>> Begin PROVIDED RECORDS
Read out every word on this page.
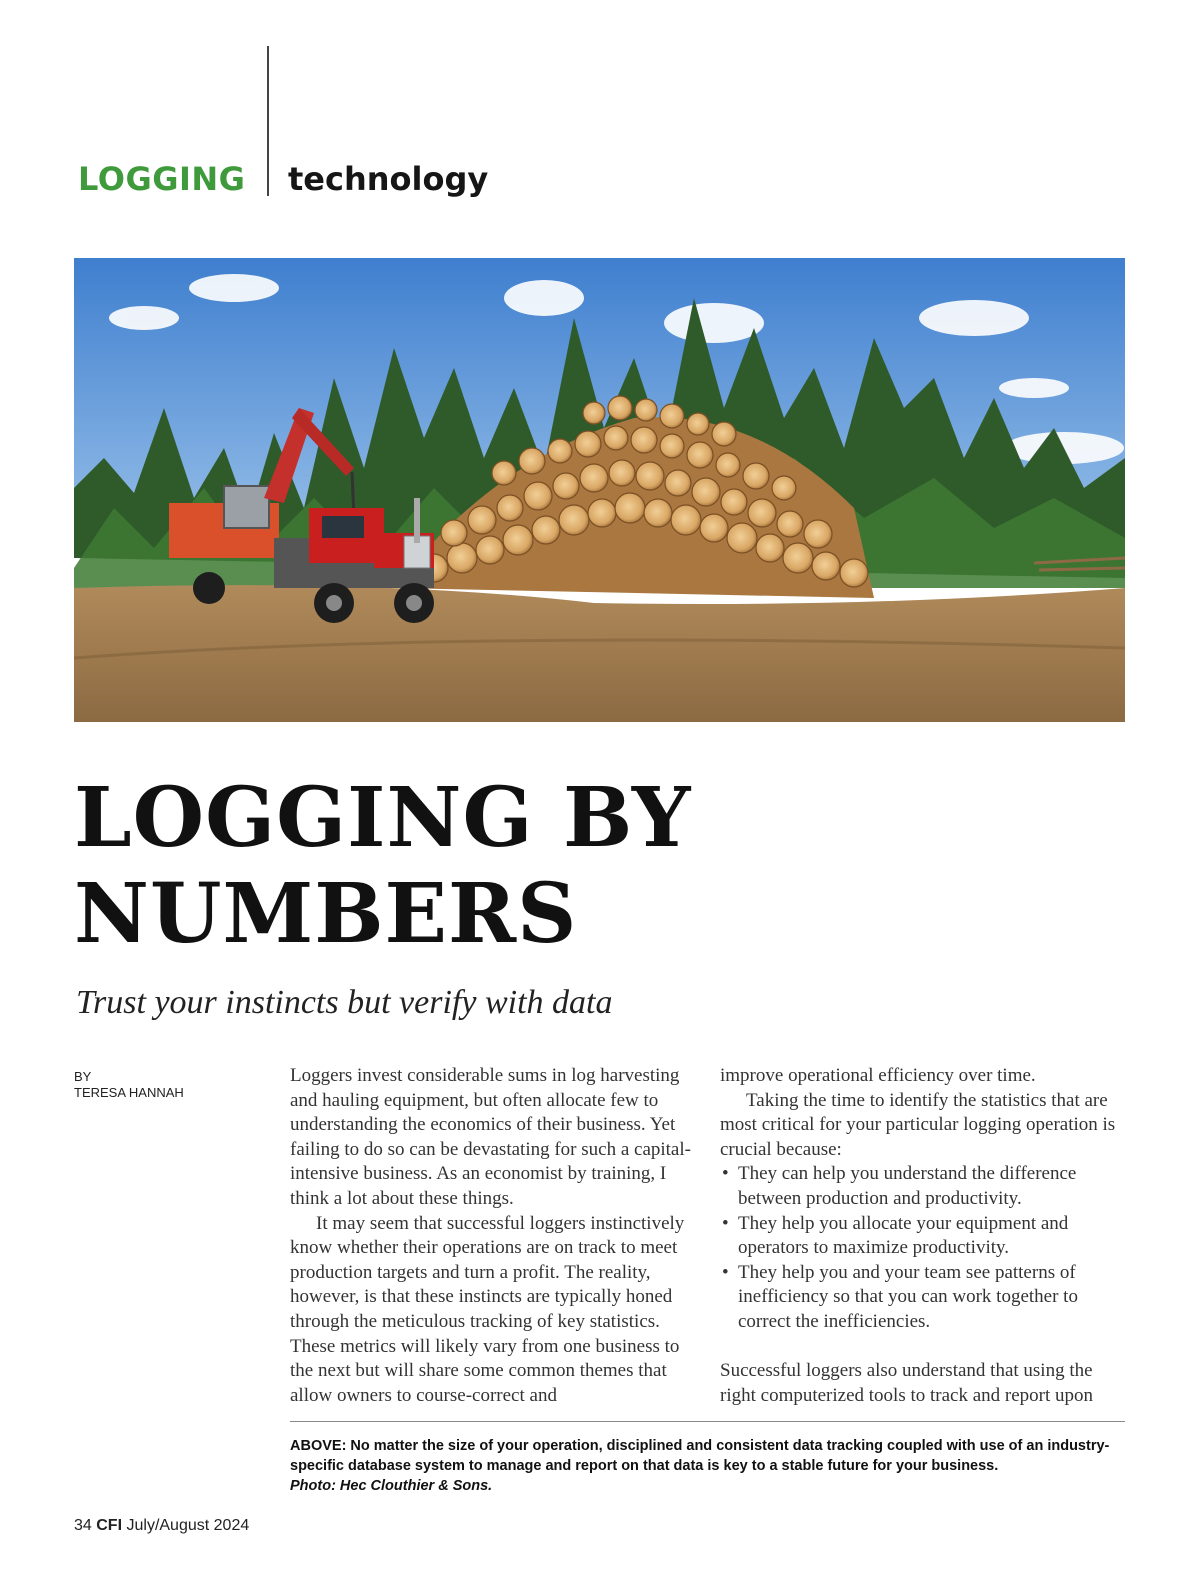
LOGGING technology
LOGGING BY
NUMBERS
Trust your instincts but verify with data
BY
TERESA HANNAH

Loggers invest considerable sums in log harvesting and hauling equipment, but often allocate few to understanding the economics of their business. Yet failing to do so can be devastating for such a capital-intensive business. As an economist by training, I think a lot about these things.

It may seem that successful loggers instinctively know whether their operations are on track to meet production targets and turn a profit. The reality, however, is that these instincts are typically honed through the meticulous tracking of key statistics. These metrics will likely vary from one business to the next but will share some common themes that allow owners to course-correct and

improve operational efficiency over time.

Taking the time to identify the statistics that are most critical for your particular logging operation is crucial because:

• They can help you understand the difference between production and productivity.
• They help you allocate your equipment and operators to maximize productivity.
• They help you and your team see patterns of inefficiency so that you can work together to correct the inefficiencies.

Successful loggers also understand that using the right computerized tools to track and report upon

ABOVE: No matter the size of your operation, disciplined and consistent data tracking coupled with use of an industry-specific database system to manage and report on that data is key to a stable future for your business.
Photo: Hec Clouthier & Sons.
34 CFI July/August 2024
>> End PROVIDED RECORDS
#### DIRECTIONS FOR THIS TASK
Keep the pictures out and write out the records exactly.

#### EXERCISE RESPONSE
Read out every word on this page.
LOGGING technology
LOGGING BY
NUMBERS
Trust your instincts but verify with data
BY
TERESA HANNAH

Loggers invest considerable sums in log harvesting and hauling equipment, but often allocate few to understanding the economics of their business. Yet failing to do so can be devastating for such a capital-intensive business. As an economist by training, I think a lot about these things.

It may seem that successful loggers instinctively know whether their operations are on track to meet production targets and turn a profit. The reality, however, is that these instincts are typically honed through the meticulous tracking of key statistics. These metrics will likely vary from one business to the next but will share some common themes that allow owners to course-correct and

improve operational efficiency over time.

Taking the time to identify the statistics that are most critical for your particular logging operation is crucial because:

• They can help you understand the difference between production and productivity.
• They help you allocate your equipment and operators to maximize productivity.
• They help you and your team see patterns of inefficiency so that you can work together to correct the inefficiencies.

Successful loggers also understand that using the right computerized tools to track and report upon

ABOVE: No matter the size of your operation, disciplined and consistent data tracking coupled with use of an industry-specific database system to manage and report on that data is key to a stable future for your business.
Photo: Hec Clouthier & Sons.
34 CFI July/August 2024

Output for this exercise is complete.